### Problem to work on
Check each line of the listing, and copy it if it contains the word "الكلب".

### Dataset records
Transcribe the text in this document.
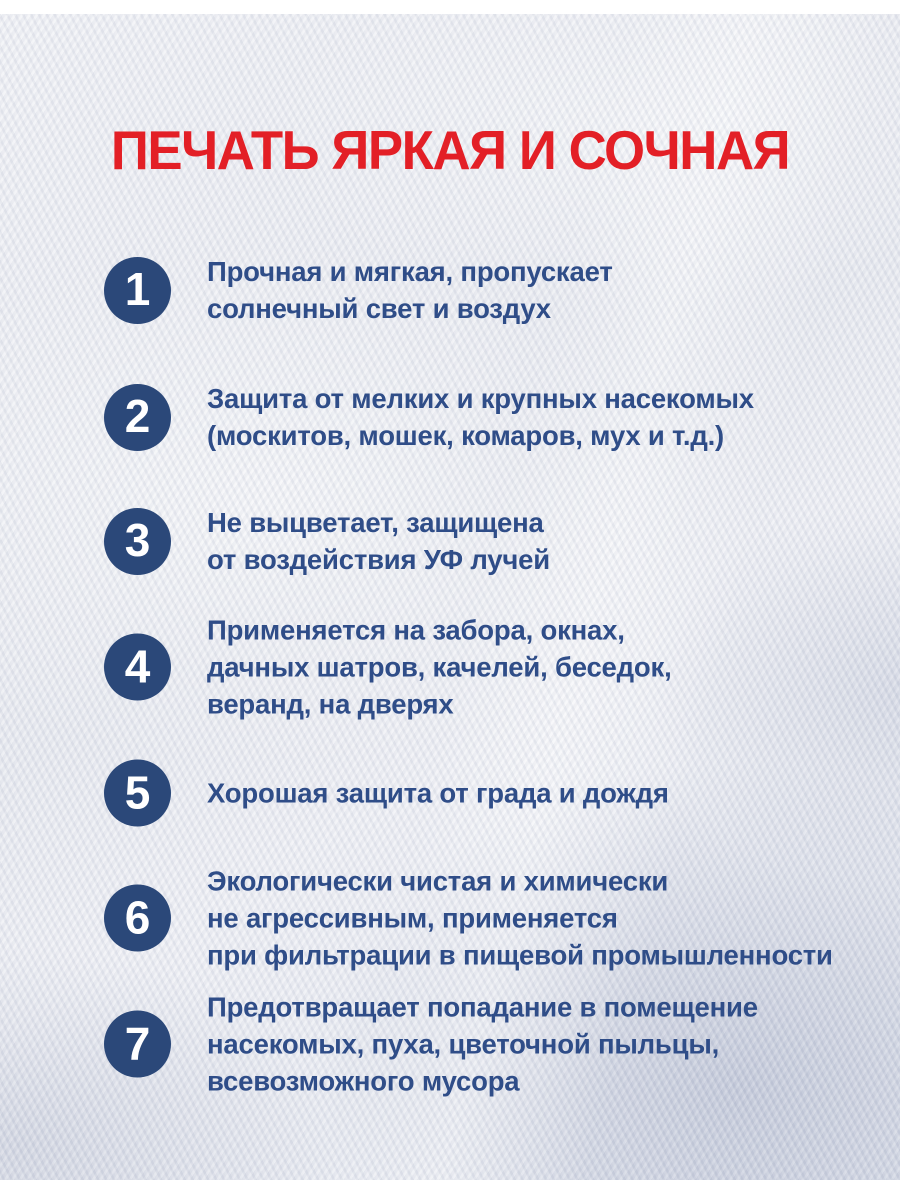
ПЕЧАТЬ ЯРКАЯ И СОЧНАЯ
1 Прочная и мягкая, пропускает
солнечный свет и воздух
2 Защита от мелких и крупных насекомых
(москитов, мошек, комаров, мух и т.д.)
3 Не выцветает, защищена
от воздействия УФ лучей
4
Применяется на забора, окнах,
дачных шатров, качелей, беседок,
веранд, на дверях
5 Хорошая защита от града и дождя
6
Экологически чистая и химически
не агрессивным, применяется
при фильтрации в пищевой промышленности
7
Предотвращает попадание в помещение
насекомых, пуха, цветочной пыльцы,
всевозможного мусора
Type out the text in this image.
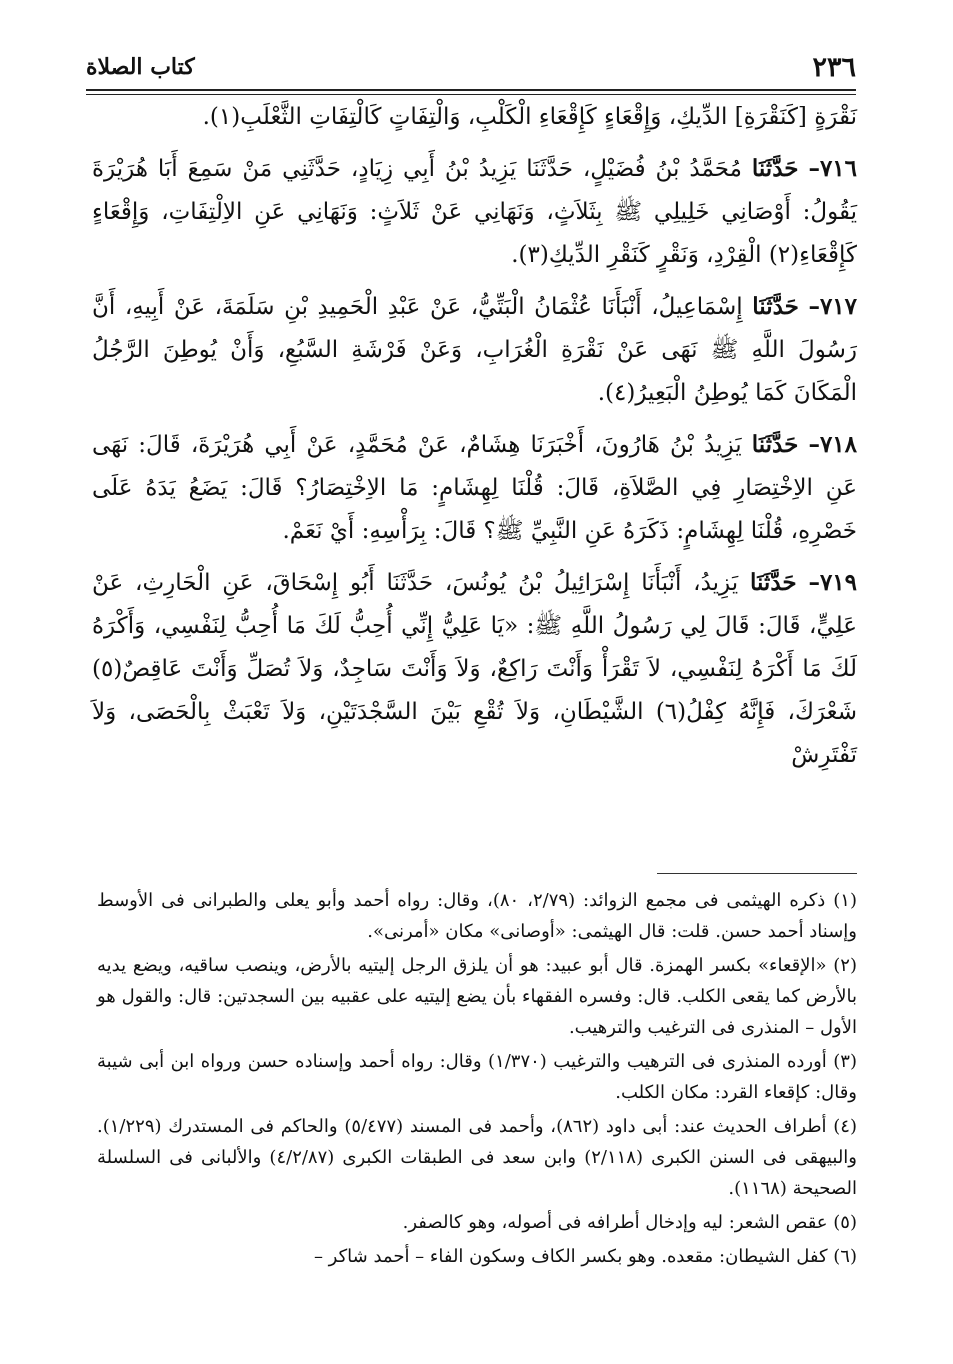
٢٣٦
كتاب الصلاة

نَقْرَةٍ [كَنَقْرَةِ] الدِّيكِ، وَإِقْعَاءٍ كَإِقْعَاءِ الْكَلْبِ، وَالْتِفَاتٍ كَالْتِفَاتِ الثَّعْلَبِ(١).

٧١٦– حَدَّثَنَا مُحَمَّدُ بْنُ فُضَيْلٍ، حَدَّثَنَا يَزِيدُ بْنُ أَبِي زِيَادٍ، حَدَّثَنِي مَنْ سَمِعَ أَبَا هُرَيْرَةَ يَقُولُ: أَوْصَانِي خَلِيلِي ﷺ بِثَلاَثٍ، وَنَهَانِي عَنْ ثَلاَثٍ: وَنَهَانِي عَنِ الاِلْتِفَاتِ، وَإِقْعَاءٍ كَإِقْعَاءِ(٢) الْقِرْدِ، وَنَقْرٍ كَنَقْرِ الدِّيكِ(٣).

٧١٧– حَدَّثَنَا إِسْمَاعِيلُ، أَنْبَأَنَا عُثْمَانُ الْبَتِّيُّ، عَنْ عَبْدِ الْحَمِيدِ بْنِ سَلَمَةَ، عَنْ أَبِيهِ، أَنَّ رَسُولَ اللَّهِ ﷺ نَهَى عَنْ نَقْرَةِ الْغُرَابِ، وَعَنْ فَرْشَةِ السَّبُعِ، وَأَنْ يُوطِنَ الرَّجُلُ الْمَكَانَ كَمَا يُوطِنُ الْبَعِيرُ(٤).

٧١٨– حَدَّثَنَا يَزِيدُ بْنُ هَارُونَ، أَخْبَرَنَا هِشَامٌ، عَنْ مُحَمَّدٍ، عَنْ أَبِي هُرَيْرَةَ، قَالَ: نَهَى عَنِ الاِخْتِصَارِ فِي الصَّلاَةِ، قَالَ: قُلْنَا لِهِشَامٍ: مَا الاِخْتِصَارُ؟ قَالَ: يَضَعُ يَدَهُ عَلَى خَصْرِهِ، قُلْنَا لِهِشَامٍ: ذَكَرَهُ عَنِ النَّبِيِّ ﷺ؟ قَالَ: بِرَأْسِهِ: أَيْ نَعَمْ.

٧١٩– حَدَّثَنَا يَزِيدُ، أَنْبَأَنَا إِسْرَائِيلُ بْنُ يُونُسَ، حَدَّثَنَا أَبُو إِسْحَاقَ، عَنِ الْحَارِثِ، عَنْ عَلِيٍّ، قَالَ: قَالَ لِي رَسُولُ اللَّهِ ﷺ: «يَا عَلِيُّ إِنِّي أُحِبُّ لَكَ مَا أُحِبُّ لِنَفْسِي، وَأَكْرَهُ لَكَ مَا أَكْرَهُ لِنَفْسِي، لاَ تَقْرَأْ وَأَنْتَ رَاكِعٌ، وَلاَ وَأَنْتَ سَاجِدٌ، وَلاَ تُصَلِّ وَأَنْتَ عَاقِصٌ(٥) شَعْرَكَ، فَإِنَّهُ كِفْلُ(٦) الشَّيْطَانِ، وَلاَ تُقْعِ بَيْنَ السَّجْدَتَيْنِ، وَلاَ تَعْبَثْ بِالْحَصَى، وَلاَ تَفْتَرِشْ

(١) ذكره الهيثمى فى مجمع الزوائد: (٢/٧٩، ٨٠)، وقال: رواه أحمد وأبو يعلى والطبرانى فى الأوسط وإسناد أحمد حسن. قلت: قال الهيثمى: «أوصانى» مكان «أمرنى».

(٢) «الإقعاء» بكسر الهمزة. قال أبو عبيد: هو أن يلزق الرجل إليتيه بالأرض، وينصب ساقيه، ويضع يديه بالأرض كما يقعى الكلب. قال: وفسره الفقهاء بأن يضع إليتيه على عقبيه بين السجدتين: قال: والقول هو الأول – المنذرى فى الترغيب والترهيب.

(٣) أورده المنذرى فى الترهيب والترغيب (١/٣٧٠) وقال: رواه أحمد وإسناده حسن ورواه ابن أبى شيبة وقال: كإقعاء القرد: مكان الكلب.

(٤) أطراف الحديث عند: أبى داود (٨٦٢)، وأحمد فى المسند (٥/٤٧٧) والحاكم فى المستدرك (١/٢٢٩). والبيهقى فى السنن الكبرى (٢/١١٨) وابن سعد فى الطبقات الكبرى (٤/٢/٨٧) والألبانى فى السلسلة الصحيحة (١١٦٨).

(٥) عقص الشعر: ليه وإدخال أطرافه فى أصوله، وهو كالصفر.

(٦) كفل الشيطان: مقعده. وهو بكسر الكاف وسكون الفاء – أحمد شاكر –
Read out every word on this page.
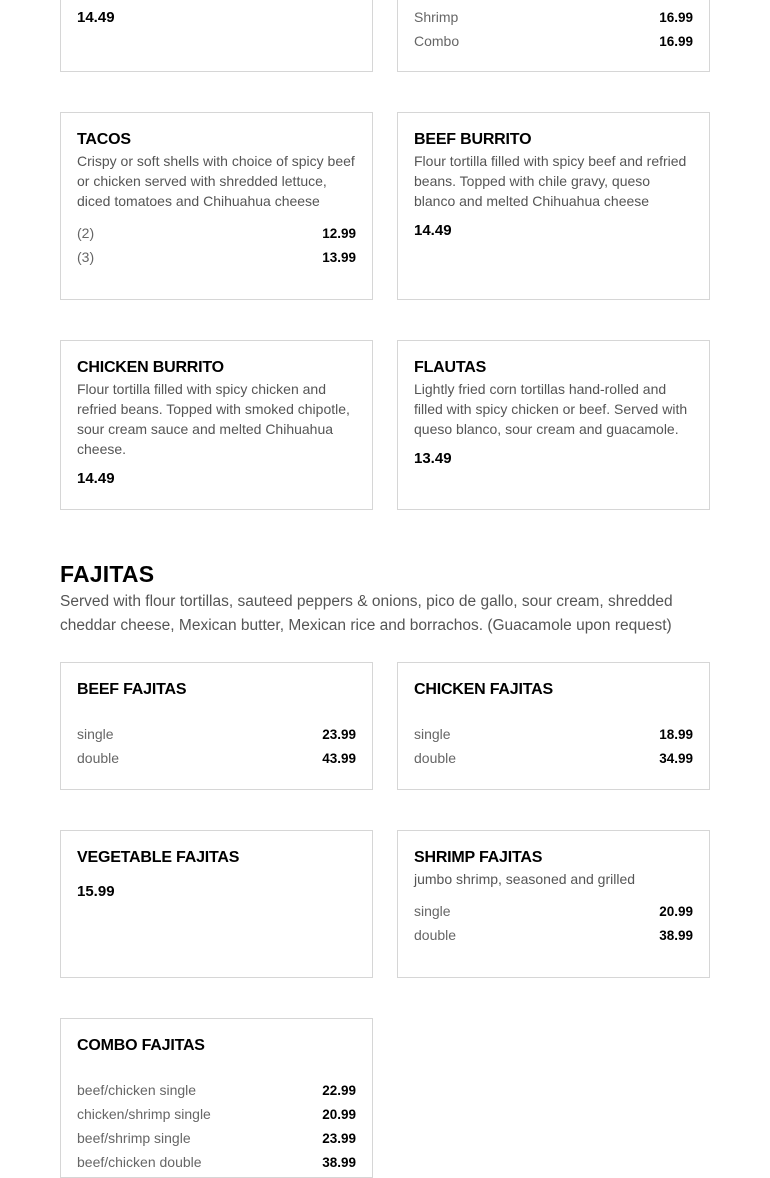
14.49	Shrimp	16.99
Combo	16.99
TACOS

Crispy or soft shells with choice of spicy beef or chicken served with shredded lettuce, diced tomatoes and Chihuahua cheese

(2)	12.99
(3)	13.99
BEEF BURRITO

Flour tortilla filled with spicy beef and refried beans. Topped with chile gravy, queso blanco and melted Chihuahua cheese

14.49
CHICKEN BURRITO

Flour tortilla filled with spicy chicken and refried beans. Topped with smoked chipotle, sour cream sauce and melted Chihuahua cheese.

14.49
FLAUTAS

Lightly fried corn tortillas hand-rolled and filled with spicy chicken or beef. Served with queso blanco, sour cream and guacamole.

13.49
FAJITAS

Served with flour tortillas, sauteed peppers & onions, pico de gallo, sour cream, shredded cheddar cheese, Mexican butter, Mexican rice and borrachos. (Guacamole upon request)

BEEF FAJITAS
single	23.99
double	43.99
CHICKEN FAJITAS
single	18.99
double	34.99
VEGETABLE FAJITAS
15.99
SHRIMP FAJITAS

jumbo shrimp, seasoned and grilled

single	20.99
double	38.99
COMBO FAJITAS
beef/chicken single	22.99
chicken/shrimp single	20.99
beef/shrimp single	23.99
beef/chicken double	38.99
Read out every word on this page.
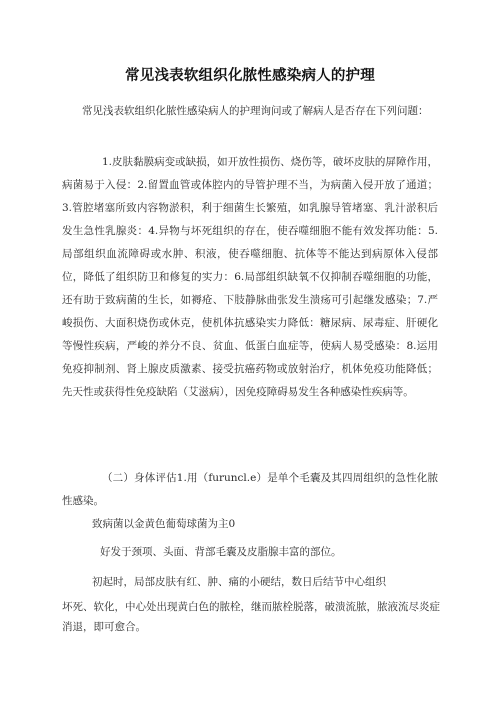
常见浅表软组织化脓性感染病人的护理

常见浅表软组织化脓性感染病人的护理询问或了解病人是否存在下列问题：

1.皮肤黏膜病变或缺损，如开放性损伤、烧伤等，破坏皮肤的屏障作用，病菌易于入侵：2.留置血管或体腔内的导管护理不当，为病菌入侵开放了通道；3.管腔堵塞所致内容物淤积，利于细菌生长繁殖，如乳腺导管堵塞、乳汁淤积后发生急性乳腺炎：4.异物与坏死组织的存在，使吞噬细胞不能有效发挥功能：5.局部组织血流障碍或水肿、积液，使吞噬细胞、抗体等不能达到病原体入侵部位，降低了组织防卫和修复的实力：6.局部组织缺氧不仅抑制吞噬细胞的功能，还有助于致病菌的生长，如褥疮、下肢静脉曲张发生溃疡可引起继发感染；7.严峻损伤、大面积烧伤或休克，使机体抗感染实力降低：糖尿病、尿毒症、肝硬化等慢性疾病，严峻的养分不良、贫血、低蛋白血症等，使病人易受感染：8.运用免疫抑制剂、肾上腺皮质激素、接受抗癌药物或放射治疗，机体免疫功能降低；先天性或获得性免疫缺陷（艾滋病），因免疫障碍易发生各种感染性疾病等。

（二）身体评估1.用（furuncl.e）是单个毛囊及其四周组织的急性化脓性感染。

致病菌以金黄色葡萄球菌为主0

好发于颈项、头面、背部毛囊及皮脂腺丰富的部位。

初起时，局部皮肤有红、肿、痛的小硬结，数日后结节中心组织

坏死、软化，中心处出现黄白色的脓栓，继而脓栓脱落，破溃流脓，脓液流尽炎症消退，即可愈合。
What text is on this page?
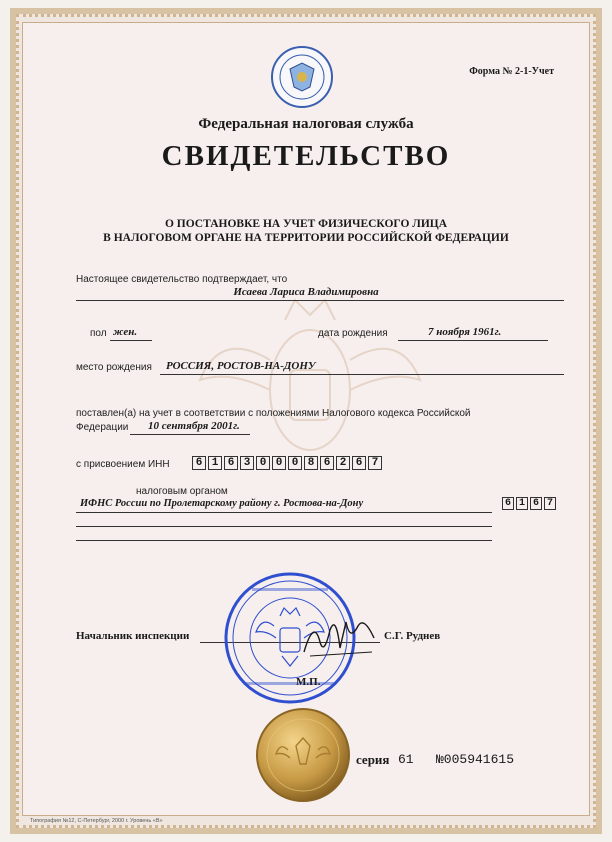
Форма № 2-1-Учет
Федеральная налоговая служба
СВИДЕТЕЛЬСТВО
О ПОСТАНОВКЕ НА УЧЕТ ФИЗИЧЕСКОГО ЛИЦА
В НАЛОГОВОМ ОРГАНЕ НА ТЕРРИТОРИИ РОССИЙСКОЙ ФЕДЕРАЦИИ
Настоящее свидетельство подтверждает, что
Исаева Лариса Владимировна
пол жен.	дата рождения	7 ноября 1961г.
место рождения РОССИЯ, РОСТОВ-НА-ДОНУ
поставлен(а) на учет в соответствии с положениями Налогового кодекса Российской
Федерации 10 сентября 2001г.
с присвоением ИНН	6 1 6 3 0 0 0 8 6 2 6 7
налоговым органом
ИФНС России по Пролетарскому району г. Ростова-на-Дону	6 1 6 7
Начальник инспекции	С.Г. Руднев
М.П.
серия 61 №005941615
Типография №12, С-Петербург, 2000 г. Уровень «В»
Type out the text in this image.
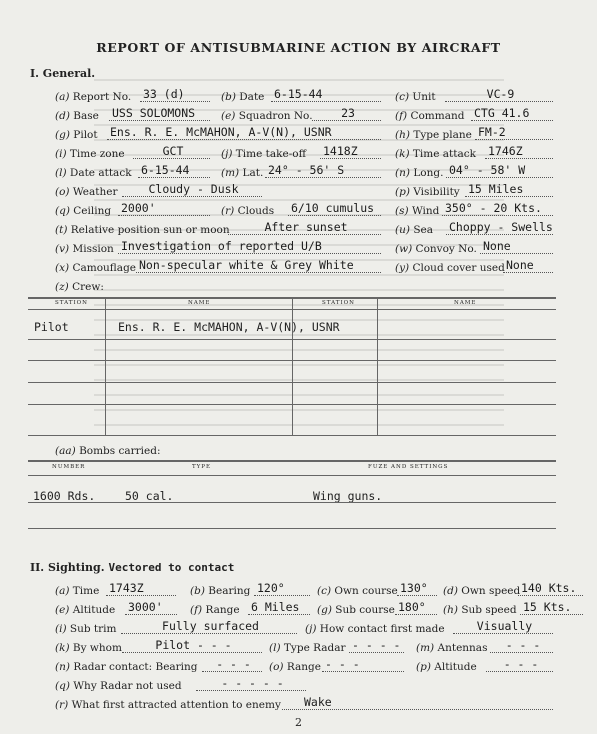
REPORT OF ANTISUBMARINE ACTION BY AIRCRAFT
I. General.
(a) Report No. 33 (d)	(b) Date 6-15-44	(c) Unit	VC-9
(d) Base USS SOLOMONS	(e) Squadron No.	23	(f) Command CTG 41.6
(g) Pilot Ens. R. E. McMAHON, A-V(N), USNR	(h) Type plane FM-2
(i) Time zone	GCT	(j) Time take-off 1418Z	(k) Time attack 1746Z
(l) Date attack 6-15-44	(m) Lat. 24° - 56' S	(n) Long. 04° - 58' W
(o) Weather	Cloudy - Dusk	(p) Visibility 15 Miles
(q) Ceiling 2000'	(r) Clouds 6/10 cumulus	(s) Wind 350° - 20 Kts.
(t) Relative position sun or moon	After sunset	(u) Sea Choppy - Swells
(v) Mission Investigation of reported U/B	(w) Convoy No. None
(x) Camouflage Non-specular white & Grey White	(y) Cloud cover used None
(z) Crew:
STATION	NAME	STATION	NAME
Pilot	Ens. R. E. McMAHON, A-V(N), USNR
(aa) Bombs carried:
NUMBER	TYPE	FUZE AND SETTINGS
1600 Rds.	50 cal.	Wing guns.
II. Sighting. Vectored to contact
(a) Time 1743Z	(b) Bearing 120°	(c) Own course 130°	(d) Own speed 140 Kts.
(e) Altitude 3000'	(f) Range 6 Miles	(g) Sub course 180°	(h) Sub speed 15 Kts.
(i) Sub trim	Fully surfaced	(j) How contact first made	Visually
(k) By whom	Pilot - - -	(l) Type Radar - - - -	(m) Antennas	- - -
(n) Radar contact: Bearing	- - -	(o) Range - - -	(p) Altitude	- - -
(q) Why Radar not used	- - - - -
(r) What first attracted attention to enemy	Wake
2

### Answer for the task
(٢) «الإقعاء» بكسر الهمزة. قال أبو عبيد: هو أن يلزق الرجل إليتيه بالأرض، وينصب ساقيه، ويضع يديه بالأرض كما يقعى الكلب. قال: وفسره الفقهاء بأن يضع إليتيه على عقبيه بين السجدتين: قال: والقول هو الأول – المنذرى فى الترغيب والترهيب.
(٣) أورده المنذرى فى الترهيب والترغيب (١/٣٧٠) وقال: رواه أحمد وإسناده حسن ورواه ابن أبى شيبة وقال: كإقعاء القرد: مكان الكلب.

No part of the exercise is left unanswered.